=== RECORDS SUPPLIED ===

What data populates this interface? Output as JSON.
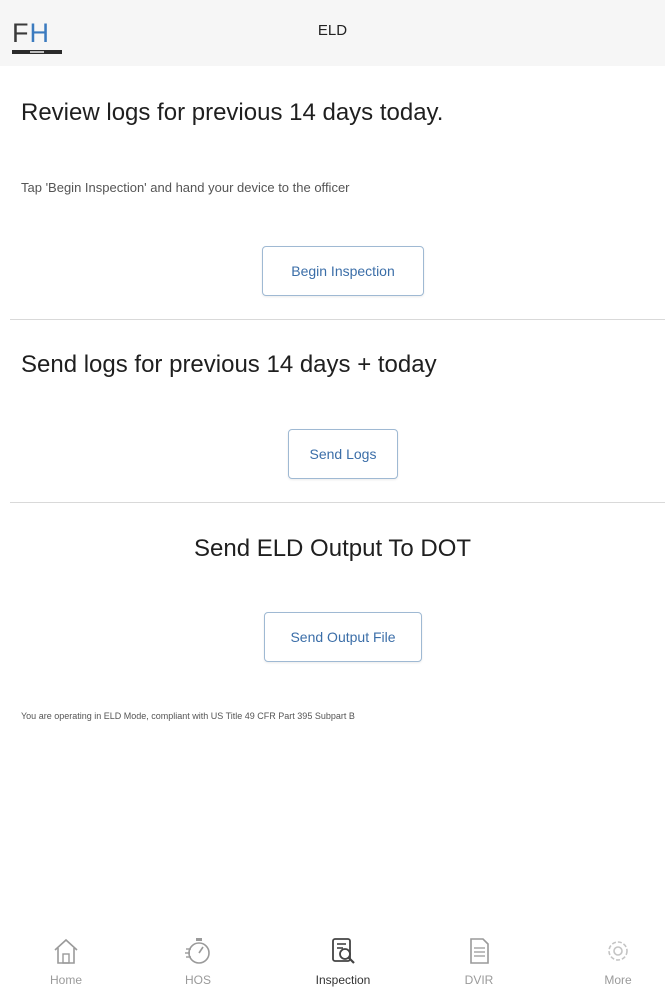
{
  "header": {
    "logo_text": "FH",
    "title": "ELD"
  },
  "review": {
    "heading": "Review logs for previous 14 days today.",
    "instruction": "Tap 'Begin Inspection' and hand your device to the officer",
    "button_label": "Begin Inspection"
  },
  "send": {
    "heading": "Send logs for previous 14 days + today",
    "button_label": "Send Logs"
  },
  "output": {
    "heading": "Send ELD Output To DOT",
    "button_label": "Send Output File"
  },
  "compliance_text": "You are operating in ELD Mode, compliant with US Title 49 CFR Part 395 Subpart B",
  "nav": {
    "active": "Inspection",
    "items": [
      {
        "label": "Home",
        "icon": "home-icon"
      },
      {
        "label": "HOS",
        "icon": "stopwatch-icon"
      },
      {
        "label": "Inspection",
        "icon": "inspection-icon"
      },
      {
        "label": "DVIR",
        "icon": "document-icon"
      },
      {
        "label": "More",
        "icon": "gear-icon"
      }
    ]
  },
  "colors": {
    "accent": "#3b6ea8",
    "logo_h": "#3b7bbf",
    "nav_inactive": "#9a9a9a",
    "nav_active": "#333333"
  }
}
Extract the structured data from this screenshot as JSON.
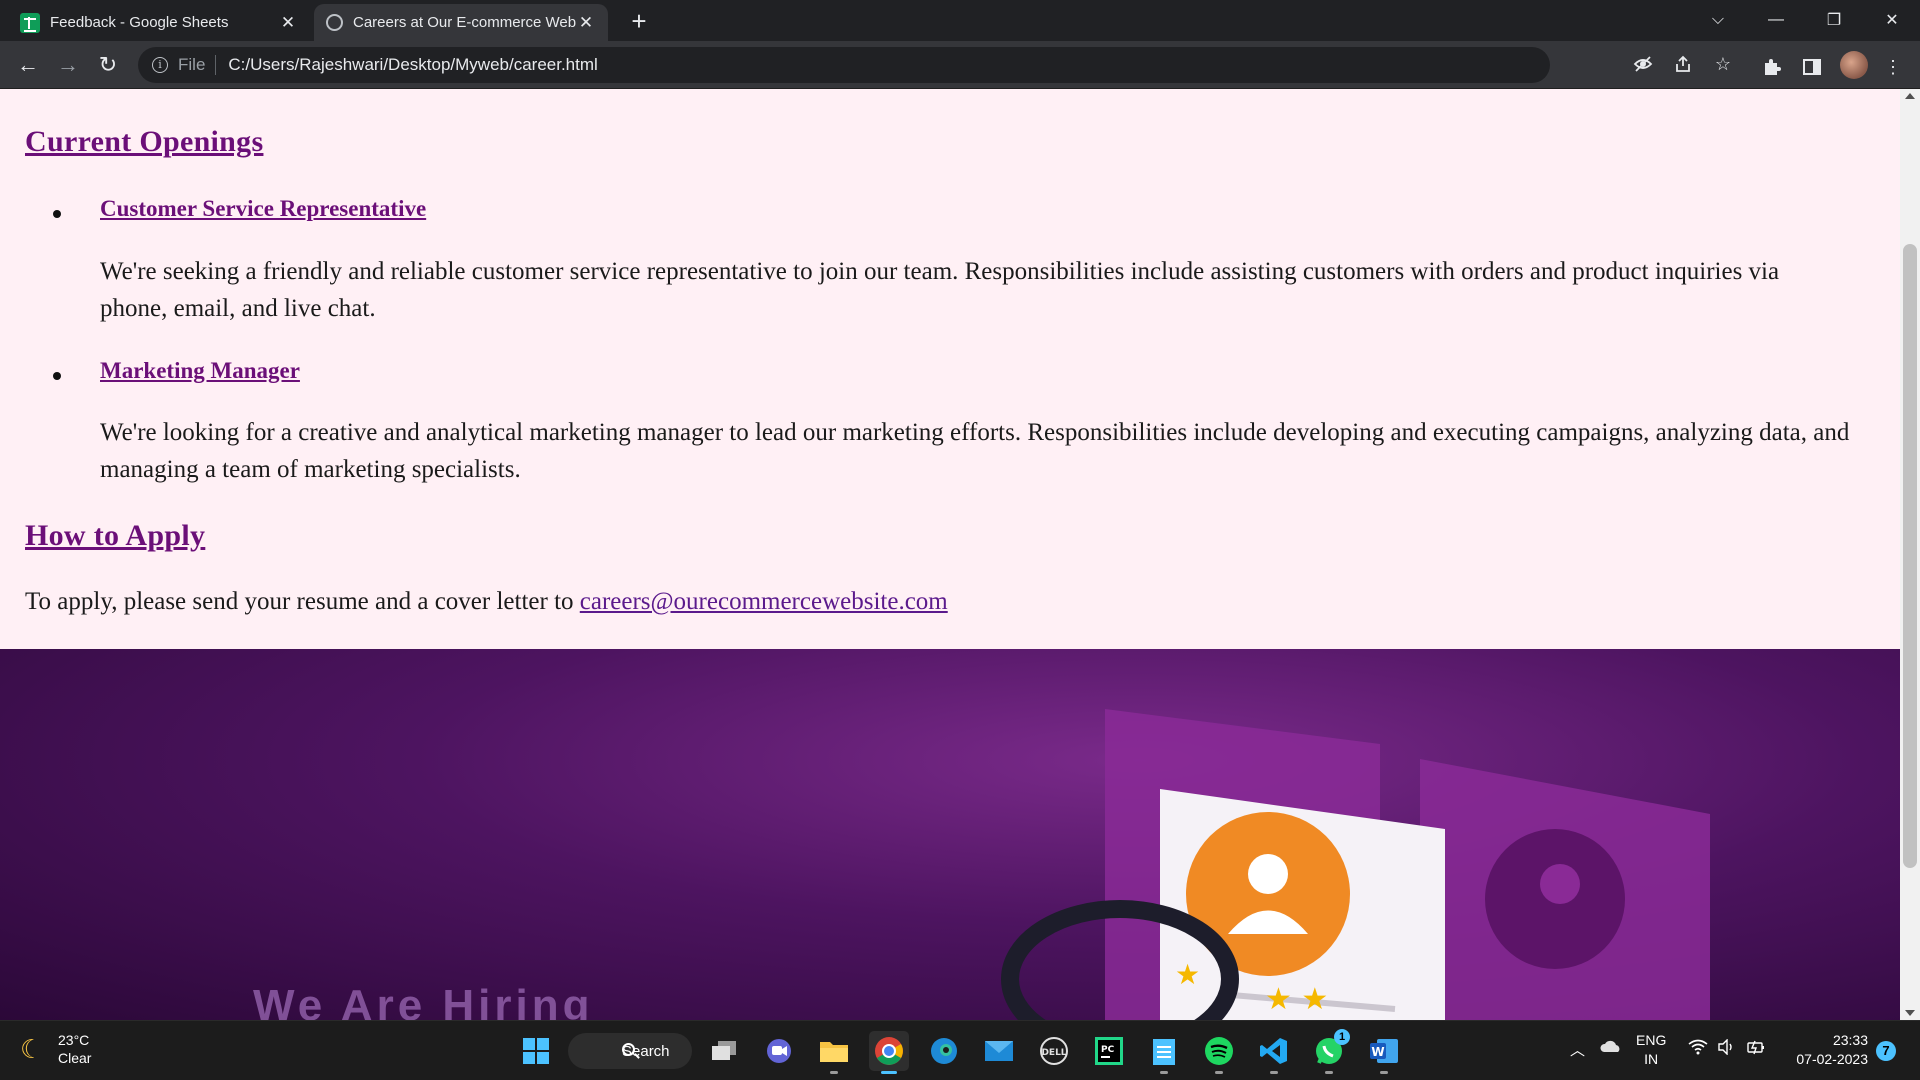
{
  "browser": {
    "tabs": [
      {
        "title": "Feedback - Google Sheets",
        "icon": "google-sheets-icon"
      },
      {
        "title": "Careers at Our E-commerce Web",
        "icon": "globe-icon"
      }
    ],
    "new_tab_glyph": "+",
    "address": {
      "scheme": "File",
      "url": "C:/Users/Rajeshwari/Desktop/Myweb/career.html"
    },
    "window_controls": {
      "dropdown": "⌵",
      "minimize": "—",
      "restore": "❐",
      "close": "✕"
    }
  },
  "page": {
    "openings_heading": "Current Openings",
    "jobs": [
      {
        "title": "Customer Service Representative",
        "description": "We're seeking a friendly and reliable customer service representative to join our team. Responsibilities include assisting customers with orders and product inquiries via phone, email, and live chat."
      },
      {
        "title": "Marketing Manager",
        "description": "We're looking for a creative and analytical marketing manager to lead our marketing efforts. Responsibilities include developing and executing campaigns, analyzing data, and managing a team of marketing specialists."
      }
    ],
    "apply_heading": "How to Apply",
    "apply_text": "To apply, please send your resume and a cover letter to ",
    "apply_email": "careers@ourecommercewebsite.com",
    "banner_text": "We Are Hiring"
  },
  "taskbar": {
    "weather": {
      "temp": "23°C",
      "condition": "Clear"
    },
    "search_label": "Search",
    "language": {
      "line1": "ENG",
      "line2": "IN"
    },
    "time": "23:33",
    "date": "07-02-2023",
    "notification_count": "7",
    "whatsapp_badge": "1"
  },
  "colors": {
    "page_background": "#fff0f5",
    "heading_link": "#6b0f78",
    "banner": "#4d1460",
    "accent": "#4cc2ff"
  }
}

===

• _WRITTEN REQUEST_:
Search the entries for the word "data", then list each line that holds it.

• _TASK ANSWER_:
What data populates this interface? Output as JSON.
Extract the structured data from this screenshot as JSON.
        "description": "We're looking for a creative and analytical marketing manager to lead our marketing efforts. Responsibilities include developing and executing campaigns, analyzing data, and managing a team of marketing specialists."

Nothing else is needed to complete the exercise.